* [TASK DETAILS]
Reading the listing below, restate each entry exactly as written.

* [EXTRACTED ENTRIES]
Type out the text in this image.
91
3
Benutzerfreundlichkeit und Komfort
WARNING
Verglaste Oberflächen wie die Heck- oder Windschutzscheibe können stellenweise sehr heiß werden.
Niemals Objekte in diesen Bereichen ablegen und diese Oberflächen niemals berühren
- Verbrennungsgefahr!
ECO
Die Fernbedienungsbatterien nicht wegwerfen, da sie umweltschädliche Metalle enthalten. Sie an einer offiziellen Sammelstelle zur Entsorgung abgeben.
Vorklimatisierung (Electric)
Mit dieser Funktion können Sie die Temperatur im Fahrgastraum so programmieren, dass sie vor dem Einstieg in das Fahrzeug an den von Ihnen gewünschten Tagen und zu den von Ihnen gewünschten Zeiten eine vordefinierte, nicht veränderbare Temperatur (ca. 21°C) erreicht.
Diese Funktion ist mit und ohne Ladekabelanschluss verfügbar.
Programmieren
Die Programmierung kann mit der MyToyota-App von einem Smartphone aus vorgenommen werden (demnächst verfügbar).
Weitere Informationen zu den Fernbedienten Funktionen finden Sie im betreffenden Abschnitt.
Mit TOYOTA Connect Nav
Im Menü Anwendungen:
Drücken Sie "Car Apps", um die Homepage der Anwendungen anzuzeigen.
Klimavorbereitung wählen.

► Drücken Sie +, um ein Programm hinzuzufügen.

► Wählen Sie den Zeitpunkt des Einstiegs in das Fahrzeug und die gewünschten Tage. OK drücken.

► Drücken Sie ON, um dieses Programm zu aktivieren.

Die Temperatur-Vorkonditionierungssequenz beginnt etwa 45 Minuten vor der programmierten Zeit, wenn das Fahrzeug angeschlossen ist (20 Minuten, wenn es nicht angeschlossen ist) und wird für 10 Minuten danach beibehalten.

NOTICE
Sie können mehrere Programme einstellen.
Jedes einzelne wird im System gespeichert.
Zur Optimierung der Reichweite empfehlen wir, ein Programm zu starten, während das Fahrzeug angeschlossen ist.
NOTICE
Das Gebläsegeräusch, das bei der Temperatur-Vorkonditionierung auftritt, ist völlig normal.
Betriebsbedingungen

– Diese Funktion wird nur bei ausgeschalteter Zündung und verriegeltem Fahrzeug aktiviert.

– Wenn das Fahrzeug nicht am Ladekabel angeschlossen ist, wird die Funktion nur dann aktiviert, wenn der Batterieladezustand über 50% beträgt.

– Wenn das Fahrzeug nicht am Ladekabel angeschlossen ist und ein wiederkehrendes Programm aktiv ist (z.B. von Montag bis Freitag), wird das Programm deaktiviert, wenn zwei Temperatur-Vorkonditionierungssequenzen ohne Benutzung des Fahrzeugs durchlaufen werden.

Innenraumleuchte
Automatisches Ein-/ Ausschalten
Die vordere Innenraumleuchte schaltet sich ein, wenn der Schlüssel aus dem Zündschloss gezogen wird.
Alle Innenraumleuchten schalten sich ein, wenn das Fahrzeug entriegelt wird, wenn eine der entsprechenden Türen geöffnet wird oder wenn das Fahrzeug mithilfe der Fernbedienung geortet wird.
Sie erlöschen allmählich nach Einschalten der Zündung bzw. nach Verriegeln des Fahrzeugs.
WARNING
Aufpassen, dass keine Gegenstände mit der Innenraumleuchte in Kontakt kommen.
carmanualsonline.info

* [PROBLEM SOLUTION]
Type out the text in this image.
91
3
Benutzerfreundlichkeit und Komfort
WARNING
Verglaste Oberflächen wie die Heck- oder Windschutzscheibe können stellenweise sehr heiß werden.
Niemals Objekte in diesen Bereichen ablegen und diese Oberflächen niemals berühren
- Verbrennungsgefahr!
ECO
Die Fernbedienungsbatterien nicht wegwerfen, da sie umweltschädliche Metalle enthalten. Sie an einer offiziellen Sammelstelle zur Entsorgung abgeben.
Vorklimatisierung (Electric)
Mit dieser Funktion können Sie die Temperatur im Fahrgastraum so programmieren, dass sie vor dem Einstieg in das Fahrzeug an den von Ihnen gewünschten Tagen und zu den von Ihnen gewünschten Zeiten eine vordefinierte, nicht veränderbare Temperatur (ca. 21°C) erreicht.
Diese Funktion ist mit und ohne Ladekabelanschluss verfügbar.
Programmieren
Die Programmierung kann mit der MyToyota-App von einem Smartphone aus vorgenommen werden (demnächst verfügbar).
Weitere Informationen zu den Fernbedienten Funktionen finden Sie im betreffenden Abschnitt.
Mit TOYOTA Connect Nav
Im Menü Anwendungen:
Drücken Sie "Car Apps", um die Homepage der Anwendungen anzuzeigen.
Klimavorbereitung wählen.

► Drücken Sie +, um ein Programm hinzuzufügen.

► Wählen Sie den Zeitpunkt des Einstiegs in das Fahrzeug und die gewünschten Tage. OK drücken.

► Drücken Sie ON, um dieses Programm zu aktivieren.

Die Temperatur-Vorkonditionierungssequenz beginnt etwa 45 Minuten vor der programmierten Zeit, wenn das Fahrzeug angeschlossen ist (20 Minuten, wenn es nicht angeschlossen ist) und wird für 10 Minuten danach beibehalten.

NOTICE
Sie können mehrere Programme einstellen.
Jedes einzelne wird im System gespeichert.
Zur Optimierung der Reichweite empfehlen wir, ein Programm zu starten, während das Fahrzeug angeschlossen ist.
NOTICE
Das Gebläsegeräusch, das bei der Temperatur-Vorkonditionierung auftritt, ist völlig normal.
Betriebsbedingungen

– Diese Funktion wird nur bei ausgeschalteter Zündung und verriegeltem Fahrzeug aktiviert.

– Wenn das Fahrzeug nicht am Ladekabel angeschlossen ist, wird die Funktion nur dann aktiviert, wenn der Batterieladezustand über 50% beträgt.

– Wenn das Fahrzeug nicht am Ladekabel angeschlossen ist und ein wiederkehrendes Programm aktiv ist (z.B. von Montag bis Freitag), wird das Programm deaktiviert, wenn zwei Temperatur-Vorkonditionierungssequenzen ohne Benutzung des Fahrzeugs durchlaufen werden.

Innenraumleuchte
Automatisches Ein-/ Ausschalten
Die vordere Innenraumleuchte schaltet sich ein, wenn der Schlüssel aus dem Zündschloss gezogen wird.
Alle Innenraumleuchten schalten sich ein, wenn das Fahrzeug entriegelt wird, wenn eine der entsprechenden Türen geöffnet wird oder wenn das Fahrzeug mithilfe der Fernbedienung geortet wird.
Sie erlöschen allmählich nach Einschalten der Zündung bzw. nach Verriegeln des Fahrzeugs.
WARNING
Aufpassen, dass keine Gegenstände mit der Innenraumleuchte in Kontakt kommen.
carmanualsonline.info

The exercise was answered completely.